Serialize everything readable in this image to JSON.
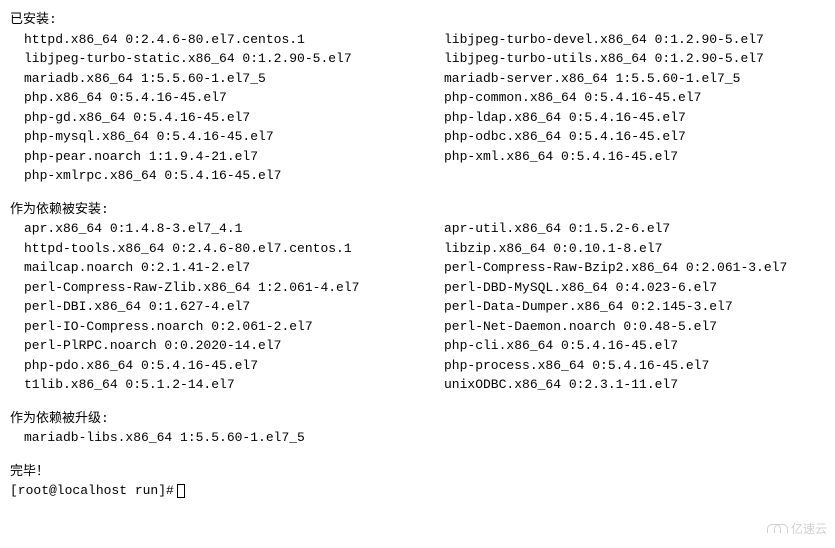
{
  "sections": {
    "installed": {
      "header": "已安装:",
      "rows": [
        {
          "left": "httpd.x86_64 0:2.4.6-80.el7.centos.1",
          "right": "libjpeg-turbo-devel.x86_64 0:1.2.90-5.el7"
        },
        {
          "left": "libjpeg-turbo-static.x86_64 0:1.2.90-5.el7",
          "right": "libjpeg-turbo-utils.x86_64 0:1.2.90-5.el7"
        },
        {
          "left": "mariadb.x86_64 1:5.5.60-1.el7_5",
          "right": "mariadb-server.x86_64 1:5.5.60-1.el7_5"
        },
        {
          "left": "php.x86_64 0:5.4.16-45.el7",
          "right": "php-common.x86_64 0:5.4.16-45.el7"
        },
        {
          "left": "php-gd.x86_64 0:5.4.16-45.el7",
          "right": "php-ldap.x86_64 0:5.4.16-45.el7"
        },
        {
          "left": "php-mysql.x86_64 0:5.4.16-45.el7",
          "right": "php-odbc.x86_64 0:5.4.16-45.el7"
        },
        {
          "left": "php-pear.noarch 1:1.9.4-21.el7",
          "right": "php-xml.x86_64 0:5.4.16-45.el7"
        },
        {
          "left": "php-xmlrpc.x86_64 0:5.4.16-45.el7",
          "right": ""
        }
      ]
    },
    "deps_installed": {
      "header": "作为依赖被安装:",
      "rows": [
        {
          "left": "apr.x86_64 0:1.4.8-3.el7_4.1",
          "right": "apr-util.x86_64 0:1.5.2-6.el7"
        },
        {
          "left": "httpd-tools.x86_64 0:2.4.6-80.el7.centos.1",
          "right": "libzip.x86_64 0:0.10.1-8.el7"
        },
        {
          "left": "mailcap.noarch 0:2.1.41-2.el7",
          "right": "perl-Compress-Raw-Bzip2.x86_64 0:2.061-3.el7"
        },
        {
          "left": "perl-Compress-Raw-Zlib.x86_64 1:2.061-4.el7",
          "right": "perl-DBD-MySQL.x86_64 0:4.023-6.el7"
        },
        {
          "left": "perl-DBI.x86_64 0:1.627-4.el7",
          "right": "perl-Data-Dumper.x86_64 0:2.145-3.el7"
        },
        {
          "left": "perl-IO-Compress.noarch 0:2.061-2.el7",
          "right": "perl-Net-Daemon.noarch 0:0.48-5.el7"
        },
        {
          "left": "perl-PlRPC.noarch 0:0.2020-14.el7",
          "right": "php-cli.x86_64 0:5.4.16-45.el7"
        },
        {
          "left": "php-pdo.x86_64 0:5.4.16-45.el7",
          "right": "php-process.x86_64 0:5.4.16-45.el7"
        },
        {
          "left": "t1lib.x86_64 0:5.1.2-14.el7",
          "right": "unixODBC.x86_64 0:2.3.1-11.el7"
        }
      ]
    },
    "deps_upgraded": {
      "header": "作为依赖被升级:",
      "rows": [
        {
          "left": "mariadb-libs.x86_64 1:5.5.60-1.el7_5",
          "right": ""
        }
      ]
    }
  },
  "complete": "完毕！",
  "prompt": "[root@localhost run]# ",
  "watermark": "亿速云"
}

* **What you are asked to do**
Make a copy of each line that contains the string "Compress".

* **The reply**
          "right": "perl-Compress-Raw-Bzip2.x86_64 0:2.061-3.el7"
          "left": "perl-Compress-Raw-Zlib.x86_64 1:2.061-4.el7",
          "left": "perl-IO-Compress.noarch 0:2.061-2.el7",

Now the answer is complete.